▸ **THE REQUEST**
Each line of the listing that contains the word "JSON" is to be copied.

▸ **INFORMATION SUPPLIED**
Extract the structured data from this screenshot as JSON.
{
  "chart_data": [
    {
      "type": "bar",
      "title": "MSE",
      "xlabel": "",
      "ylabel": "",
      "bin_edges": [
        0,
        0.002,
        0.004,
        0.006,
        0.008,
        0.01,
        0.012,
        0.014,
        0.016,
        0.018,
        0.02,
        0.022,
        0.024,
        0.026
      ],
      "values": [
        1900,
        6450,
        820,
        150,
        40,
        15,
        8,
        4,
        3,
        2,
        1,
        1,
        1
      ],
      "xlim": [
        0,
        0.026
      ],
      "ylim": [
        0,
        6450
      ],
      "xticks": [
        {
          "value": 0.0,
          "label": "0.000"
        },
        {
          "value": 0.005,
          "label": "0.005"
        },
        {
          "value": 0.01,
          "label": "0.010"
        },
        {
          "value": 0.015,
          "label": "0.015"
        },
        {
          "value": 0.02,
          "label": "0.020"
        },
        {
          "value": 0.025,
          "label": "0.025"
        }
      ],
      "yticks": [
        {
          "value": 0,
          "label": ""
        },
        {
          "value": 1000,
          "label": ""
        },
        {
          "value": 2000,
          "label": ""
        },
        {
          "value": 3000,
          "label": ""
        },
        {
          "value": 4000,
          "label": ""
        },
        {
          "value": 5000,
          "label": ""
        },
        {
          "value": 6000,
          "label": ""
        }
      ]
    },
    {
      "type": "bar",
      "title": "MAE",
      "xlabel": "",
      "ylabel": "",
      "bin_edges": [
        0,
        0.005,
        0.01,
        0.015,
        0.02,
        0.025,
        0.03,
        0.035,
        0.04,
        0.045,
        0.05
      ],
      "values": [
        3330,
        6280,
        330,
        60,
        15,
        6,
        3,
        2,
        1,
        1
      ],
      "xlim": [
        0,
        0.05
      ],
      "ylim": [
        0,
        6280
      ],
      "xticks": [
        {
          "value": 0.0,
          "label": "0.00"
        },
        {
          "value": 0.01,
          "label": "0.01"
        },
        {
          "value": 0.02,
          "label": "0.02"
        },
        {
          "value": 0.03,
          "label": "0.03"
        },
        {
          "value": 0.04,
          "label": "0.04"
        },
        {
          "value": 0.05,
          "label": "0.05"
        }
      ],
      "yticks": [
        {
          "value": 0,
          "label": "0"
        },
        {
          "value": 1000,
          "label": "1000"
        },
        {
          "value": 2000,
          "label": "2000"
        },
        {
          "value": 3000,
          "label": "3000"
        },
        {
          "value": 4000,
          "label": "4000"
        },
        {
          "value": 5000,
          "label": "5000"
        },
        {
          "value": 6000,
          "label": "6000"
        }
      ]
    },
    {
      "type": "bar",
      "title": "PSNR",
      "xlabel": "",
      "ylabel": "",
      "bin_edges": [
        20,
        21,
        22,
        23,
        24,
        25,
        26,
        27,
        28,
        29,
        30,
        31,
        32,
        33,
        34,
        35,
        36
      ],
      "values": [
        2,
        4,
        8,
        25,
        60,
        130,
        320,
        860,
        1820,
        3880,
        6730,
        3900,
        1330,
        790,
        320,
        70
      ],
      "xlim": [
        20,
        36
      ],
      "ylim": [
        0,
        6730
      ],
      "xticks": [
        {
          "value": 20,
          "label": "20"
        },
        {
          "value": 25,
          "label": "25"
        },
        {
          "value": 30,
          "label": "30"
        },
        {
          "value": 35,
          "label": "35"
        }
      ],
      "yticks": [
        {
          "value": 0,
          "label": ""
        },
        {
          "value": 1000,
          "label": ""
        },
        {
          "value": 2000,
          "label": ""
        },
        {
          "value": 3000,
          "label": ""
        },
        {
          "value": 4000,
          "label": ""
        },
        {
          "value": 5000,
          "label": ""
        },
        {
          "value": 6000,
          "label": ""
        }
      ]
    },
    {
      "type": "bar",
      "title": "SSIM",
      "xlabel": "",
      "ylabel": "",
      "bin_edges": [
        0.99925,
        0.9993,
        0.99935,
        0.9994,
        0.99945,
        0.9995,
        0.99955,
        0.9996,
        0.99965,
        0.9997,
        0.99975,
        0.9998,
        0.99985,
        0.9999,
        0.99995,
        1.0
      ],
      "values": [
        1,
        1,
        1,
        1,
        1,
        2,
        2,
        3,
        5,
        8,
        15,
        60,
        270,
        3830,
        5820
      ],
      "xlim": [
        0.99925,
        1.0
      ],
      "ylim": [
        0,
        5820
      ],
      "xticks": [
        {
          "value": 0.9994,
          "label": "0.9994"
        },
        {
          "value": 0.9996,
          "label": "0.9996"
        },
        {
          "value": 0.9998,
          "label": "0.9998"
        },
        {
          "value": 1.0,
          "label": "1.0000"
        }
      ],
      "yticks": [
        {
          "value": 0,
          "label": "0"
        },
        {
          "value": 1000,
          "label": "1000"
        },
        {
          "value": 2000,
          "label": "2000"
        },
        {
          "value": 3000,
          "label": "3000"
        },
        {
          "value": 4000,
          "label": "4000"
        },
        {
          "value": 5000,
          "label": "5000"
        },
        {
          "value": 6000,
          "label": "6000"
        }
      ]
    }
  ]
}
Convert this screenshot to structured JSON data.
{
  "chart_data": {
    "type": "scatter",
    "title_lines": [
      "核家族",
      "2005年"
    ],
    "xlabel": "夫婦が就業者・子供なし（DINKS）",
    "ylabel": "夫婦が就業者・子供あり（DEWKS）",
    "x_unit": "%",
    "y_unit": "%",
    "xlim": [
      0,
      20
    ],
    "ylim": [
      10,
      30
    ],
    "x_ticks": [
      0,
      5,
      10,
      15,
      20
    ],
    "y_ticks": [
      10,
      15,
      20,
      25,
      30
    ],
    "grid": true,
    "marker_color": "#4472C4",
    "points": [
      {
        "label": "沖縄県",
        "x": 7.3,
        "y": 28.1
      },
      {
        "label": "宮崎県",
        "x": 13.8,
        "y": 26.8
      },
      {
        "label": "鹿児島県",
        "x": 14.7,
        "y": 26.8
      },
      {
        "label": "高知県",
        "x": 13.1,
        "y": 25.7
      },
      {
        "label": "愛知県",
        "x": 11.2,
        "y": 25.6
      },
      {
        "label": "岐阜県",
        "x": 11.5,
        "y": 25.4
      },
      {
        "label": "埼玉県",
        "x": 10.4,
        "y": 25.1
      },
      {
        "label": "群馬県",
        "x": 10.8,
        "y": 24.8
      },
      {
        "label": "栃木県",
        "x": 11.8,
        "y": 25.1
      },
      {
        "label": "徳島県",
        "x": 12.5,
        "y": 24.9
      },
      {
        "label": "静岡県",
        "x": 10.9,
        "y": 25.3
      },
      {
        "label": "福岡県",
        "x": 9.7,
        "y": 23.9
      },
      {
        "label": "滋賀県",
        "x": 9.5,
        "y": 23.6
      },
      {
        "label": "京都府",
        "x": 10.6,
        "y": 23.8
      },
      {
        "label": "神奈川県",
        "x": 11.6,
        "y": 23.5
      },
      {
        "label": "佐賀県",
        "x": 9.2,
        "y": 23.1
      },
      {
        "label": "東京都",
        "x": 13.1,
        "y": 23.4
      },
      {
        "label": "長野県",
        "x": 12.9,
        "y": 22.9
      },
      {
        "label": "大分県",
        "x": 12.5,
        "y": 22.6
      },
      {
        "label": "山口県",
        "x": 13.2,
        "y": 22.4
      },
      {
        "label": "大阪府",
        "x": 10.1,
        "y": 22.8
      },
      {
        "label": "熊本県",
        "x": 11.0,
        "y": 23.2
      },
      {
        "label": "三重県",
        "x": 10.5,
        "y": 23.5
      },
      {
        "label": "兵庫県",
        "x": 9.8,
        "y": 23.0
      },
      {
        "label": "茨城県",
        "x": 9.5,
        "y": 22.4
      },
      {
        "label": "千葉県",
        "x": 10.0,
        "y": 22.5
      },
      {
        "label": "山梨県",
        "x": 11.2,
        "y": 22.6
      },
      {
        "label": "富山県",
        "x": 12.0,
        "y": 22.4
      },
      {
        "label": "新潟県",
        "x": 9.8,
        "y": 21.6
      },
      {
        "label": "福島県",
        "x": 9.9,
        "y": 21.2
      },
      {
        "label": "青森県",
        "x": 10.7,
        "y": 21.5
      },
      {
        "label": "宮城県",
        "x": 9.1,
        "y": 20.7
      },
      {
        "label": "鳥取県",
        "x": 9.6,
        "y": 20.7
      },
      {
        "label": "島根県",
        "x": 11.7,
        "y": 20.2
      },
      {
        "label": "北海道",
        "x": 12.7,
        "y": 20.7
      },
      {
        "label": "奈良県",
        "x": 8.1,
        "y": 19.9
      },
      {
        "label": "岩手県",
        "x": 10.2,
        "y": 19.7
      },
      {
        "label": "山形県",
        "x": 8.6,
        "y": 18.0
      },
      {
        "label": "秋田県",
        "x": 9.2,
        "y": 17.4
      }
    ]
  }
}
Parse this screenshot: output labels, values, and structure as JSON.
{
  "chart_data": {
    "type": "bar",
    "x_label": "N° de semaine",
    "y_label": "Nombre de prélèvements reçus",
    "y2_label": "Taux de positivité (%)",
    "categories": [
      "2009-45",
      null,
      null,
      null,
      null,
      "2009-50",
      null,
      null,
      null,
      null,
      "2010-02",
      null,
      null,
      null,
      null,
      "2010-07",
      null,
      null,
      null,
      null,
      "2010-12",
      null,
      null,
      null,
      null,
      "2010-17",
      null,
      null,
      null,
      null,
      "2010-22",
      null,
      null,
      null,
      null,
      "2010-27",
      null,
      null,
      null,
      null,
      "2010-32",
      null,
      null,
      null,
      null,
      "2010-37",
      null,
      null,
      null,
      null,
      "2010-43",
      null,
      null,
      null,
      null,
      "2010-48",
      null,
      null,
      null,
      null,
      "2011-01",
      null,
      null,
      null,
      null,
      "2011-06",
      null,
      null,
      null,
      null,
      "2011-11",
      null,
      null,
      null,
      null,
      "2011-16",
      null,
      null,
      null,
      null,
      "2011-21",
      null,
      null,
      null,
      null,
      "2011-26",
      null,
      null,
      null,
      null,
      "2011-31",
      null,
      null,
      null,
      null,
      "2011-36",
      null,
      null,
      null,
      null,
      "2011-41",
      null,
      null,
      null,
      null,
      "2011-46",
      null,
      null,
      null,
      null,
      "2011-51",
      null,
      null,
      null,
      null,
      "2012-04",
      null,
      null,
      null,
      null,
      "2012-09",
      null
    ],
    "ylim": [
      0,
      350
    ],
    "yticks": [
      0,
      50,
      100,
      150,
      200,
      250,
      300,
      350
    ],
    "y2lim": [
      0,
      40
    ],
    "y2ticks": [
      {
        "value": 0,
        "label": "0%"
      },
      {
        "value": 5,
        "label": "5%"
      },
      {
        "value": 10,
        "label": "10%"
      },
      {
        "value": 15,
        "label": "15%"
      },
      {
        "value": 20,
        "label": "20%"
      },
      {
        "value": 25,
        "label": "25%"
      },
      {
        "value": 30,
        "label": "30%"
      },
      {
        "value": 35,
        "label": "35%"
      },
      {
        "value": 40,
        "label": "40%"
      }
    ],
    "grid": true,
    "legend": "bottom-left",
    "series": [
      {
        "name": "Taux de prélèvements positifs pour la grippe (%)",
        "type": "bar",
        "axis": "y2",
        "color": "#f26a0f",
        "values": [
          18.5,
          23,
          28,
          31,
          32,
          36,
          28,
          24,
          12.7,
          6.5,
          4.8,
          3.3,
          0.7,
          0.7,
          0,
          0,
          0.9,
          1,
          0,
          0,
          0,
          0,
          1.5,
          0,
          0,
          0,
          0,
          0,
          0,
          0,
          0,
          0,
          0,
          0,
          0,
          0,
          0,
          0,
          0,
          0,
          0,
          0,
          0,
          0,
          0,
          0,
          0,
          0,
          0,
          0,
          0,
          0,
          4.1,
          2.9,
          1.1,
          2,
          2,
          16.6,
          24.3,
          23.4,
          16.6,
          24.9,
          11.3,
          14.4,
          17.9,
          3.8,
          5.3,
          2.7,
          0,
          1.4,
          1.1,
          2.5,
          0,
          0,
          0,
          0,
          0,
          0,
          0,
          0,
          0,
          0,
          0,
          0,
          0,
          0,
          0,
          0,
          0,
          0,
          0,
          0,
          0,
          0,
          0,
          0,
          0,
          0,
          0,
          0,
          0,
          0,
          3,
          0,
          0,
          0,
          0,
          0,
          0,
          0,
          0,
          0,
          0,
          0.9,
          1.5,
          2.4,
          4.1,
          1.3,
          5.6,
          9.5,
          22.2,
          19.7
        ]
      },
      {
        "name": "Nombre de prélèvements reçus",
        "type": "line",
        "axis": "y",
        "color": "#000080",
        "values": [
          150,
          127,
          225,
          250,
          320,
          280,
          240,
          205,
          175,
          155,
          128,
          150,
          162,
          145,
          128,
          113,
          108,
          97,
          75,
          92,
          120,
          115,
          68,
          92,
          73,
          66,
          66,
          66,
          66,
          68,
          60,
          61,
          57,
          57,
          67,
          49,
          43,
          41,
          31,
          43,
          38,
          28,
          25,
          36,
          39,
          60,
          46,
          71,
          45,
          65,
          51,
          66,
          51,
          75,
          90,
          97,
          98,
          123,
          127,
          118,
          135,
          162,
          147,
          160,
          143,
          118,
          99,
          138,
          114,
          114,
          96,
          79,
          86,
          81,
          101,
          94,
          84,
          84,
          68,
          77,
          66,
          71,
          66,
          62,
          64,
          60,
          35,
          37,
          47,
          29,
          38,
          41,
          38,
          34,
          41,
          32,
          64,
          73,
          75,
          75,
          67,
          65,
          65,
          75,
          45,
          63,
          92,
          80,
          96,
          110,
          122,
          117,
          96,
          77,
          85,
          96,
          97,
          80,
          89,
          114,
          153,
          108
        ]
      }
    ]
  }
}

▸ **EXERCISE ANSWER**
Extract the structured data from this screenshot as JSON.
Convert this screenshot to structured JSON data.
Parse this screenshot: output labels, values, and structure as JSON.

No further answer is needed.